=== Extracted information ===

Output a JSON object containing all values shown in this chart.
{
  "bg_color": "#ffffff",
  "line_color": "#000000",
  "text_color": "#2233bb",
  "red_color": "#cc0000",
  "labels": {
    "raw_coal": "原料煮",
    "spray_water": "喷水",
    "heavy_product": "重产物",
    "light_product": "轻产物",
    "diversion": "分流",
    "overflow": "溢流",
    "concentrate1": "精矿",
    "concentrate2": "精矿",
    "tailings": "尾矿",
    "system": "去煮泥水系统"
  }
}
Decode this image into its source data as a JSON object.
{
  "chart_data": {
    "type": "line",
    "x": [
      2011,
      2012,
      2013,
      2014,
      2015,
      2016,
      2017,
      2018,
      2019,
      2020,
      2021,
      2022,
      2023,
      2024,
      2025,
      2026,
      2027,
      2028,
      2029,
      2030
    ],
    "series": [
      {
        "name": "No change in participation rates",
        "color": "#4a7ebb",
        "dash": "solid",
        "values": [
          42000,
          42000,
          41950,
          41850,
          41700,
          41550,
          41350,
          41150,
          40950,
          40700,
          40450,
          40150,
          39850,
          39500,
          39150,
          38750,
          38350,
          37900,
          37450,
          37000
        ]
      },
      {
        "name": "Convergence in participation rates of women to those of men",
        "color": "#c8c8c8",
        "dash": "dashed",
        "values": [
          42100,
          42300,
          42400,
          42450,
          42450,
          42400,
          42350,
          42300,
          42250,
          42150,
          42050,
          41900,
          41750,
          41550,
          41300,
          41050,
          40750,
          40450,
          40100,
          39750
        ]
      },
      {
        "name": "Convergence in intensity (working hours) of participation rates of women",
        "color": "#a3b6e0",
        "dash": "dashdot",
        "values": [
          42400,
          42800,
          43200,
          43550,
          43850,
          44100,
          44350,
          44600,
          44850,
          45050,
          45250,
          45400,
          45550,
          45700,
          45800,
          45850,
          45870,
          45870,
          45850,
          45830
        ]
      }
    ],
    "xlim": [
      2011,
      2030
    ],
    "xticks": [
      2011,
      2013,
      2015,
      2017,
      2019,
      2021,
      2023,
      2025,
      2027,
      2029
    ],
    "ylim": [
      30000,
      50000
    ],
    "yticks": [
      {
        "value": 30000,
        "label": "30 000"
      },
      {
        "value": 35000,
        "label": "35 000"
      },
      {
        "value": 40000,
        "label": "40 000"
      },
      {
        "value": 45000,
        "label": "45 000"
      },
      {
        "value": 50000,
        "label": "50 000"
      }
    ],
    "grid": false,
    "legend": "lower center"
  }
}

==

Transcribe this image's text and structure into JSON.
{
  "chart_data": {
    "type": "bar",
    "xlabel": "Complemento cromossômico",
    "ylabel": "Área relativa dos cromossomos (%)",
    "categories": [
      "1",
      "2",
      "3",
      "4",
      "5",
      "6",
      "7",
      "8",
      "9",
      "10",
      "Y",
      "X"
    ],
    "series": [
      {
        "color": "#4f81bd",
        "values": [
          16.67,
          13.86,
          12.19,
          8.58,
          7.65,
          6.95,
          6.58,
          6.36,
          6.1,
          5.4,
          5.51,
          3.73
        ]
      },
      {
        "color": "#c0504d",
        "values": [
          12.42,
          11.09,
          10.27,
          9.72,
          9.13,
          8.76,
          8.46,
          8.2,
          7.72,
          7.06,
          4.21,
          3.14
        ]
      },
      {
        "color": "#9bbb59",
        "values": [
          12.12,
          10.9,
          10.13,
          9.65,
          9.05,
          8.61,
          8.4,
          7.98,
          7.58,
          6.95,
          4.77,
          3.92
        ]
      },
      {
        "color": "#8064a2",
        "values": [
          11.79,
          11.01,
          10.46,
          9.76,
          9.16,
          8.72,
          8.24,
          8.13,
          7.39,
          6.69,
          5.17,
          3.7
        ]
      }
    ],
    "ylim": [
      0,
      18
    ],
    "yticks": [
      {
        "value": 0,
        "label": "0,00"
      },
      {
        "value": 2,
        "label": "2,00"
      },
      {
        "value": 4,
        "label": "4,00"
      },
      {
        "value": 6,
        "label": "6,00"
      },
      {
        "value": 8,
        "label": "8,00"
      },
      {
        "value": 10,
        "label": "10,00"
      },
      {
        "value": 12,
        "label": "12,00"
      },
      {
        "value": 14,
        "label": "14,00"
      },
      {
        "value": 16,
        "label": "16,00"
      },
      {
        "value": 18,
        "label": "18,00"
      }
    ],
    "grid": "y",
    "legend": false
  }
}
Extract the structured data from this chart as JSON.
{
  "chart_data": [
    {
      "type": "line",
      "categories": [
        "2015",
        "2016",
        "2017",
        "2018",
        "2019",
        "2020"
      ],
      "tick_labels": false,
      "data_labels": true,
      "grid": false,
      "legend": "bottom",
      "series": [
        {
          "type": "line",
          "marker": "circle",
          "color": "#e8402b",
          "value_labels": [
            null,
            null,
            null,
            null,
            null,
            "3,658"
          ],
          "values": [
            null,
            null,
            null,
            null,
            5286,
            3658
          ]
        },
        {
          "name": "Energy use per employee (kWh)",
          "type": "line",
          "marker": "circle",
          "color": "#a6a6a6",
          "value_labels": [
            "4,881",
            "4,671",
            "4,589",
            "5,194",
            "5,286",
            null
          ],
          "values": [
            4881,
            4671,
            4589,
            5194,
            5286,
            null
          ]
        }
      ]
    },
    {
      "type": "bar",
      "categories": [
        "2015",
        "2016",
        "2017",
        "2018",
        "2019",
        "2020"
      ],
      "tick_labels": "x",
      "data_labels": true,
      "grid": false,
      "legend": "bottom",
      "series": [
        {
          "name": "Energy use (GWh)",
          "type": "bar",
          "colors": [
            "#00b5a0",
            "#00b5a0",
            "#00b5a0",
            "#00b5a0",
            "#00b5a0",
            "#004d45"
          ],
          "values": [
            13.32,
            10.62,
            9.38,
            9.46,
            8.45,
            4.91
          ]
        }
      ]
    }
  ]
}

=== Instructions to follow ===
Check each line above for the word "women" and give the number of lines that have it, nothing else.

=== Solution for this problem ===
2